▶ STATED TASK
Copy everything in the data below exactly except the pictures.

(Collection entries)
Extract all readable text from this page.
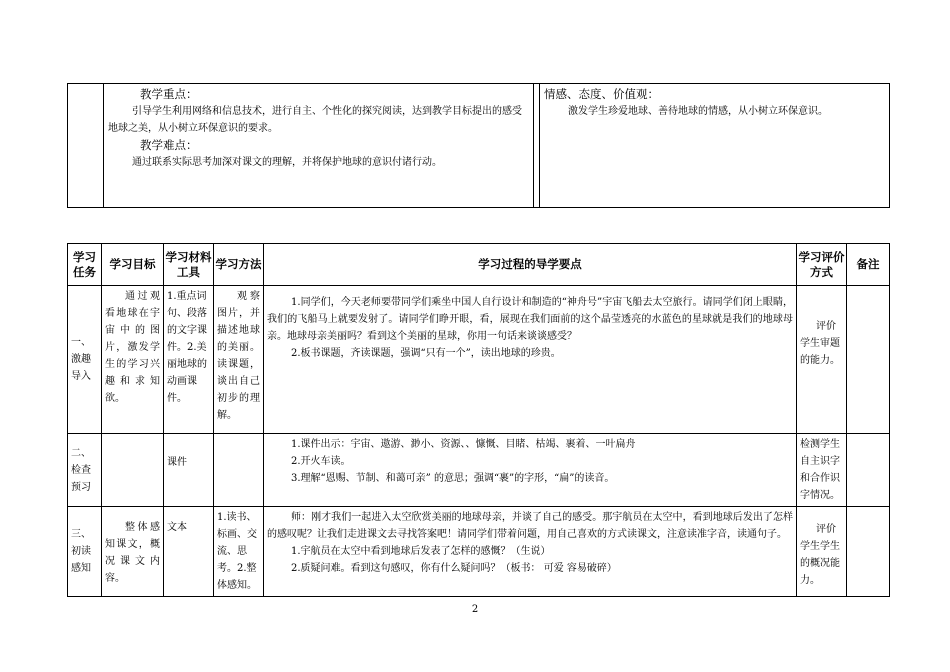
教学重点：
引导学生利用网络和信息技术，进行自主、个性化的探究阅读，达到教学目标提出的感受地球之美，从小树立环保意识的要求。
教学难点：
通过联系实际思考加深对课文的理解，并将保护地球的意识付诸行动。

情感、态度、价值观：
激发学生珍爱地球、善待地球的情感，从小树立环保意识。
学习任务	学习目标	学习材料工具	学习方法	学习过程的导学要点	学习评价方式	备注
一、激趣导入	通过观看地球在宇宙中的图片，激发学生的学习兴趣和求知欲。	1.重点词句、段落的文字课件。2.美丽地球的动画课件。	观察图片，并描述地球的美丽。读课题，谈出自己初步的理解。	1.同学们，今天老师要带同学们乘坐中国人自行设计和制造的“神舟号”宇宙飞船去太空旅行。请同学们闭上眼睛，我们的飞船马上就要发射了。请同学们睁开眼，看，展现在我们面前的这个晶莹透亮的水蓝色的星球就是我们的地球母亲。地球母亲美丽吗？看到这个美丽的星球，你用一句话来谈谈感受？
2.板书课题，齐读课题，强调“只有一个”，读出地球的珍贵。	评价学生审题的能力。	
二、检查预习		课件		1.课件出示：宇宙、遨游、渺小、资源、、慷慨、目睹、枯竭、裹着、一叶扁舟
2.开火车读。
3.理解“恩赐、节制、和蔼可亲” 的意思；强调“裹”的字形，“扁”的读音。	检测学生自主识字和合作识字情况。	
三、初读感知	整体感知课文，概况课文内容。	文本	1.读书、标画、交流、思考。2.整体感知。	师：刚才我们一起进入太空欣赏美丽的地球母亲，并谈了自己的感受。那宇航员在太空中，看到地球后发出了怎样的感叹呢？让我们走进课文去寻找答案吧！请同学们带着问题，用自己喜欢的方式读课文，注意读准字音，读通句子。
1.宇航员在太空中看到地球后发表了怎样的感慨？（生说）
2.质疑问难。看到这句感叹，你有什么疑问吗？（板书： 可爱 容易破碎）	评价学生学生的概况能力。	
2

▶ ANSWER TO THIS TASK
Extract all readable text from this page.
教学重点：
引导学生利用网络和信息技术，进行自主、个性化的探究阅读，达到教学目标提出的感受地球之美，从小树立环保意识的要求。
教学难点：
通过联系实际思考加深对课文的理解，并将保护地球的意识付诸行动。

情感、态度、价值观：
激发学生珍爱地球、善待地球的情感，从小树立环保意识。
学习任务	学习目标	学习材料工具	学习方法	学习过程的导学要点	学习评价方式	备注
一、激趣导入	通过观看地球在宇宙中的图片，激发学生的学习兴趣和求知欲。	1.重点词句、段落的文字课件。2.美丽地球的动画课件。	观察图片，并描述地球的美丽。读课题，谈出自己初步的理解。	1.同学们，今天老师要带同学们乘坐中国人自行设计和制造的“神舟号”宇宙飞船去太空旅行。请同学们闭上眼睛，我们的飞船马上就要发射了。请同学们睁开眼，看，展现在我们面前的这个晶莹透亮的水蓝色的星球就是我们的地球母亲。地球母亲美丽吗？看到这个美丽的星球，你用一句话来谈谈感受？
2.板书课题，齐读课题，强调“只有一个”，读出地球的珍贵。	评价学生审题的能力。	
二、检查预习		课件		1.课件出示：宇宙、遨游、渺小、资源、、慷慨、目睹、枯竭、裹着、一叶扁舟
2.开火车读。
3.理解“恩赐、节制、和蔼可亲” 的意思；强调“裹”的字形，“扁”的读音。	检测学生自主识字和合作识字情况。	
三、初读感知	整体感知课文，概况课文内容。	文本	1.读书、标画、交流、思考。2.整体感知。	师：刚才我们一起进入太空欣赏美丽的地球母亲，并谈了自己的感受。那宇航员在太空中，看到地球后发出了怎样的感叹呢？让我们走进课文去寻找答案吧！请同学们带着问题，用自己喜欢的方式读课文，注意读准字音，读通句子。
1.宇航员在太空中看到地球后发表了怎样的感慨？（生说）
2.质疑问难。看到这句感叹，你有什么疑问吗？（板书： 可爱 容易破碎）	评价学生学生的概况能力。	
2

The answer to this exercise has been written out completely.